→ What needs to be done: Comb the records below for the string "Dictionary" and copy each line where it turns up.

Records from a data collection:

########################################

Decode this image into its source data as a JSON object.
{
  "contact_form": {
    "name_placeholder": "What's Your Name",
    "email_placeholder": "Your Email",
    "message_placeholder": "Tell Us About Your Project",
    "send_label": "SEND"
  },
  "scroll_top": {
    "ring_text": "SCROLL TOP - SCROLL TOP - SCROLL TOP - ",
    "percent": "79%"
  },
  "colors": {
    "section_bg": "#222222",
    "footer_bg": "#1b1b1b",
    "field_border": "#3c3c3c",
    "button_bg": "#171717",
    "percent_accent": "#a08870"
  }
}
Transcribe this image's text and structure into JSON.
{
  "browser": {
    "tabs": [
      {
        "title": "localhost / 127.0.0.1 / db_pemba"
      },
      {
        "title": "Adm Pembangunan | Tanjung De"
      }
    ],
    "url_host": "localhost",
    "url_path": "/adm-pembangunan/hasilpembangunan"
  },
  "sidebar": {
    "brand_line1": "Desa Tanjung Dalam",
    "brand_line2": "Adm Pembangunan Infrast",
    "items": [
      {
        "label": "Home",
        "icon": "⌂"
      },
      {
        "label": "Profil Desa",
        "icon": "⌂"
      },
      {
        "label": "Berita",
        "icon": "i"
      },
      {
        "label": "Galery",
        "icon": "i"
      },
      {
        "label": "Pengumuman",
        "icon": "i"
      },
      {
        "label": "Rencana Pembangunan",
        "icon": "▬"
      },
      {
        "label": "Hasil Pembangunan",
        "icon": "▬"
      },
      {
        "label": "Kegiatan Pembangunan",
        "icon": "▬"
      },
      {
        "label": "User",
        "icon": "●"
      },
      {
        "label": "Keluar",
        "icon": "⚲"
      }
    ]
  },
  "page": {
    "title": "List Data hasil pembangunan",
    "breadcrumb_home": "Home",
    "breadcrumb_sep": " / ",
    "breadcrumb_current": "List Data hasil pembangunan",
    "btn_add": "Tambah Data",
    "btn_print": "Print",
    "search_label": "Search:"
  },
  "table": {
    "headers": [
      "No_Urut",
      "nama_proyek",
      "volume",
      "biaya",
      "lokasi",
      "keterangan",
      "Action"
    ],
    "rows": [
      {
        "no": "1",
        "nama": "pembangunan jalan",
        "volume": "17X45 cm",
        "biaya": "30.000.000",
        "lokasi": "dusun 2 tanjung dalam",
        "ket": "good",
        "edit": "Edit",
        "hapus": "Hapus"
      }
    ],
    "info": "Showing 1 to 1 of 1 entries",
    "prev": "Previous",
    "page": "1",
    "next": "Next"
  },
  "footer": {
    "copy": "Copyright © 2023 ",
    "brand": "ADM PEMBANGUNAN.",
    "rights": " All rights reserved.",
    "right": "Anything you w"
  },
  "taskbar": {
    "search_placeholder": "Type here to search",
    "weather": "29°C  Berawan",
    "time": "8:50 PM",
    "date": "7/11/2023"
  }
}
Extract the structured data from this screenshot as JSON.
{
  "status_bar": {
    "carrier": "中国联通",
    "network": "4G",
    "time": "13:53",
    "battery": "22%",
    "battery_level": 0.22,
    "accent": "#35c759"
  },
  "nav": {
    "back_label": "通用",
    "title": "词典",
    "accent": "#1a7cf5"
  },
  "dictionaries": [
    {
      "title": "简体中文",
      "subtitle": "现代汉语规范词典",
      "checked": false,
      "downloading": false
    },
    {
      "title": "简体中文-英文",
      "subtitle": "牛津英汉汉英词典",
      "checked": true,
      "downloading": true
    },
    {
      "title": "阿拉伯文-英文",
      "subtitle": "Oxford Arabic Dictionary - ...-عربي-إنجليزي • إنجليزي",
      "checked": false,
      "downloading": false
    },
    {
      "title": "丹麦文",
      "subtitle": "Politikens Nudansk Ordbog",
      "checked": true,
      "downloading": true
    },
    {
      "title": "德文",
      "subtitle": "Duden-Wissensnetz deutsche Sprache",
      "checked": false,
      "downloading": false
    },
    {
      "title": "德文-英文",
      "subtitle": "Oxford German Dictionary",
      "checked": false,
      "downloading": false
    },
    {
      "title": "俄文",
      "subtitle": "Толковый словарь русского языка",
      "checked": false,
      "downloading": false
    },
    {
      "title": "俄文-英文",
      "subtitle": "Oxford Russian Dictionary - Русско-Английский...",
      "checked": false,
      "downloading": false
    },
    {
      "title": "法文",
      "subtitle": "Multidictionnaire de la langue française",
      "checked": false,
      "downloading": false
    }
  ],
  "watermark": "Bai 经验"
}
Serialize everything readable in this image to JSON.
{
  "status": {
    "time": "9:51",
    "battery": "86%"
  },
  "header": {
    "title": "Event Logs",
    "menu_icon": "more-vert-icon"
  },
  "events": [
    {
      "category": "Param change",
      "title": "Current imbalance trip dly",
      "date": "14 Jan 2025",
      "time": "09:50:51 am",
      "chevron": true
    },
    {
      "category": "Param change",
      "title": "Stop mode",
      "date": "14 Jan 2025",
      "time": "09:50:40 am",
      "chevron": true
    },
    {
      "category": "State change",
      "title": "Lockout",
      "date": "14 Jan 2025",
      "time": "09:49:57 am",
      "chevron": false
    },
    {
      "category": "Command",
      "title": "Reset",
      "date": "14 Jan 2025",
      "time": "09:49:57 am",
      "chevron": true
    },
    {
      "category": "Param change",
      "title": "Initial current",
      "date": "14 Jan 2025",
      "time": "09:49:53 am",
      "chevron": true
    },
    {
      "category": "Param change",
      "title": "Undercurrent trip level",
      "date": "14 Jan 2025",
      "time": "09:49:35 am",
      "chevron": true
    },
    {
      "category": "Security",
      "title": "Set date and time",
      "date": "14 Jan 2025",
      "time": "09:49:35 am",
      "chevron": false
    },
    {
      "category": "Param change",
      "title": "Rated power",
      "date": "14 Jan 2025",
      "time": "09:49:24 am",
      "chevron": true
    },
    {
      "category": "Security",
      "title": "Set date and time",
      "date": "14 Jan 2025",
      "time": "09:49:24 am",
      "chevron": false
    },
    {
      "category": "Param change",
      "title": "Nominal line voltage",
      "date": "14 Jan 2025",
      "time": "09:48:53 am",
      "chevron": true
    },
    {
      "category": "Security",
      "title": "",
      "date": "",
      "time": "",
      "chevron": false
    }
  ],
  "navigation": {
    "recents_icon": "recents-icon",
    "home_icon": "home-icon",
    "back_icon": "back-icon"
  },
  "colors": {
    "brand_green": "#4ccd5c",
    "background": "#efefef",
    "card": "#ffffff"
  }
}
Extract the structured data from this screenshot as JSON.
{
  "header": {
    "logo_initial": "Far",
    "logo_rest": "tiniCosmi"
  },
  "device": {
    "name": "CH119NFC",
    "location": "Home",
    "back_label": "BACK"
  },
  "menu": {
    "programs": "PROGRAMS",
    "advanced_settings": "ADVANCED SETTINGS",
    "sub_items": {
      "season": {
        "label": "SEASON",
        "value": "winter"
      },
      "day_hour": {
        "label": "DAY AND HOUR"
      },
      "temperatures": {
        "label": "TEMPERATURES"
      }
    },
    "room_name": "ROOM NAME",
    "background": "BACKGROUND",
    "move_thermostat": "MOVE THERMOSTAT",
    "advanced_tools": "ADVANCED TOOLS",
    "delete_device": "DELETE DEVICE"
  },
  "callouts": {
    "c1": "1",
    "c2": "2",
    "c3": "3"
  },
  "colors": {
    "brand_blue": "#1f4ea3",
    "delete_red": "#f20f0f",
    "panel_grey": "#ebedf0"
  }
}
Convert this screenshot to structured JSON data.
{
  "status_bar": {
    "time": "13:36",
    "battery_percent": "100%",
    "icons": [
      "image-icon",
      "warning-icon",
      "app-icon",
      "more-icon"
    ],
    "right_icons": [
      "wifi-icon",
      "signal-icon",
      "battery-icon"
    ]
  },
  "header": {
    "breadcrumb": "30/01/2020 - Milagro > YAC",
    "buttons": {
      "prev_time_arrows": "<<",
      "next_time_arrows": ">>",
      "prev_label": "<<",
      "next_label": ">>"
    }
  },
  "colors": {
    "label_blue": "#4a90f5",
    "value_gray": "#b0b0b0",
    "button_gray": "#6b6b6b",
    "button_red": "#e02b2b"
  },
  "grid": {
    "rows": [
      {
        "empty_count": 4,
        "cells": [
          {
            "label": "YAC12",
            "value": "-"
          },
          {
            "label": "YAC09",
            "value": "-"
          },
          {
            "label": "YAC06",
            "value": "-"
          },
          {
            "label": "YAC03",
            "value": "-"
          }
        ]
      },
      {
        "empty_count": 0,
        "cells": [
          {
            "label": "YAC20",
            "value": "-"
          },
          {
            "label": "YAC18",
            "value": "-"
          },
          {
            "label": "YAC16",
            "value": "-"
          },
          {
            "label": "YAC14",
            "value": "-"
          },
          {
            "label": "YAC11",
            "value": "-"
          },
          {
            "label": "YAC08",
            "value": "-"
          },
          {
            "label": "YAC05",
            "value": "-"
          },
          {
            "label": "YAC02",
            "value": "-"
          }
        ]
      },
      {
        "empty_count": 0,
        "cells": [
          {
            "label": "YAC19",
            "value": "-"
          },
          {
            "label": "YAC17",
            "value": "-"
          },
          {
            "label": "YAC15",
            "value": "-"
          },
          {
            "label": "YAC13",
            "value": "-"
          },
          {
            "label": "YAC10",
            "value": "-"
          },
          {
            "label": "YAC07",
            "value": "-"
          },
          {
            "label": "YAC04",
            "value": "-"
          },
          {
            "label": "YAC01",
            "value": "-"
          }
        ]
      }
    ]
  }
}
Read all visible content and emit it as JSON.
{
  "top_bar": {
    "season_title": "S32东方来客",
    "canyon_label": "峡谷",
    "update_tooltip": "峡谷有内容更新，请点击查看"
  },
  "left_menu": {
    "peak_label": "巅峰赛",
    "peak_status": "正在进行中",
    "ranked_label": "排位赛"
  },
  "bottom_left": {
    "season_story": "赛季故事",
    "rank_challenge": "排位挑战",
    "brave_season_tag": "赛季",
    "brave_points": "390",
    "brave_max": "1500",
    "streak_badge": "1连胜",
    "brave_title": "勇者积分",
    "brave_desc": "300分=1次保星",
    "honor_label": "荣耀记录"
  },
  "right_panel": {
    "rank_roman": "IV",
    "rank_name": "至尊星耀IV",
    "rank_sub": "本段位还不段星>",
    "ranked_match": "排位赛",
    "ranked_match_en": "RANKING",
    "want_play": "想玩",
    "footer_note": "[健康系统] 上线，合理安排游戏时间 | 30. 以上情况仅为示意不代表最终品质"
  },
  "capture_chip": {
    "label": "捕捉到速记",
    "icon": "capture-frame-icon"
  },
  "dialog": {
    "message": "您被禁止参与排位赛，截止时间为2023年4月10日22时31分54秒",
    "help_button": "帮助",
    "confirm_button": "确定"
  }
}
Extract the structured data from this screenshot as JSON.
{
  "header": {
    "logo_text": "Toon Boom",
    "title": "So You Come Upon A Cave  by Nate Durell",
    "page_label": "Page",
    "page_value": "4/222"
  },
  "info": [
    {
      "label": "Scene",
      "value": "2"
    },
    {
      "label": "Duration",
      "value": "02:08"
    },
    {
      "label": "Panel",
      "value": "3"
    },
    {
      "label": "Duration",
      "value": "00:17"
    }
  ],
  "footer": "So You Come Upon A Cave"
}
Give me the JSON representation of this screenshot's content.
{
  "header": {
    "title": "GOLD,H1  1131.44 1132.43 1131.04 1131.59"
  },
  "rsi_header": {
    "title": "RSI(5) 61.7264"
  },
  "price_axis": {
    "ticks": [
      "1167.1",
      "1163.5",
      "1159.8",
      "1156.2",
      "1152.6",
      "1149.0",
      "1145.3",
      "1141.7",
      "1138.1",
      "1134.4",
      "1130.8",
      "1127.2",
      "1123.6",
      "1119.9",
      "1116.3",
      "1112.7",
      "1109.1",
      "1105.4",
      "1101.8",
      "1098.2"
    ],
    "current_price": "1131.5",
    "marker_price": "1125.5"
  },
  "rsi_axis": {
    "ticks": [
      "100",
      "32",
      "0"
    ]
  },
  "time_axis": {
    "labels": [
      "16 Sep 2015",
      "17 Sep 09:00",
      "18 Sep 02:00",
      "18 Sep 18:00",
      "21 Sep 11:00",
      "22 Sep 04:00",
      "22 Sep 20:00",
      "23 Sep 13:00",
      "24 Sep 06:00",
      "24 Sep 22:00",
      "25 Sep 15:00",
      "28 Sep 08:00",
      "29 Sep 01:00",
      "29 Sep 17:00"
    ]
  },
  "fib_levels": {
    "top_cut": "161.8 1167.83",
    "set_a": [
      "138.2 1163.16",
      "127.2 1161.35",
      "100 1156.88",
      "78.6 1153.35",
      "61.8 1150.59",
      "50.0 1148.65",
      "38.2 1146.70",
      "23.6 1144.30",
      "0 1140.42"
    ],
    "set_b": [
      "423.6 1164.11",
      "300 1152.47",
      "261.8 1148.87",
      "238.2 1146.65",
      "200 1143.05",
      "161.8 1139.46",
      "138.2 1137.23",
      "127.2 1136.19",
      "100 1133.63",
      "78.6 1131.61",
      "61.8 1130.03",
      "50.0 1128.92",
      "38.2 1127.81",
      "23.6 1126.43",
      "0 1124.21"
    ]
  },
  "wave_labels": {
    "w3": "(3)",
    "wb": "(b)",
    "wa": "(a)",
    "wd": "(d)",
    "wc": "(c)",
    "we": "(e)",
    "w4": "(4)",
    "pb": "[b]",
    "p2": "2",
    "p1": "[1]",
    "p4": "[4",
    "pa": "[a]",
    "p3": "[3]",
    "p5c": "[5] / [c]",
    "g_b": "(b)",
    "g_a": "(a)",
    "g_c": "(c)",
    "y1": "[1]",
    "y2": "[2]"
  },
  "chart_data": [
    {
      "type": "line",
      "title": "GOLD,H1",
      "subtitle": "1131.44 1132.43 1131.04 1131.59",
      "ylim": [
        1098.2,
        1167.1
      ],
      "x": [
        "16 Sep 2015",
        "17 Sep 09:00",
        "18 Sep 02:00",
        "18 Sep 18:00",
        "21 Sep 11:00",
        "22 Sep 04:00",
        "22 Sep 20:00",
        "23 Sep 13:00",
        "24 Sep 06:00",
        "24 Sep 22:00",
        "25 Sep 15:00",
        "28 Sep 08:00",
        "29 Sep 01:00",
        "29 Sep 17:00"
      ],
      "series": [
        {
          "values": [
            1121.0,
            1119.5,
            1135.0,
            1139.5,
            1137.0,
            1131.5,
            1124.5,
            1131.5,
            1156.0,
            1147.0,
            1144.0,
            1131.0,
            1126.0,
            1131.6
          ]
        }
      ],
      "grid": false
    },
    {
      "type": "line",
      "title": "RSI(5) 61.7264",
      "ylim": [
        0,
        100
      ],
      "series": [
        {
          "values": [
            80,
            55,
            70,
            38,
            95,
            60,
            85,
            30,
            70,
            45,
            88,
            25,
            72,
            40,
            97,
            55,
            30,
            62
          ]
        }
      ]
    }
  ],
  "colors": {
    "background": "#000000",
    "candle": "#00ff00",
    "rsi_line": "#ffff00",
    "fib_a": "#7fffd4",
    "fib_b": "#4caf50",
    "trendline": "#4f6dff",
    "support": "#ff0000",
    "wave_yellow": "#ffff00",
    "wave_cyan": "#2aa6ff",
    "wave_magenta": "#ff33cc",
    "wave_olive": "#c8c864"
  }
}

########################################

→ Exercise result:
      "subtitle": "Oxford Arabic Dictionary - ...-عربي-إنجليزي • إنجليزي",
      "subtitle": "Oxford German Dictionary",
      "subtitle": "Oxford Russian Dictionary - Русско-Английский...",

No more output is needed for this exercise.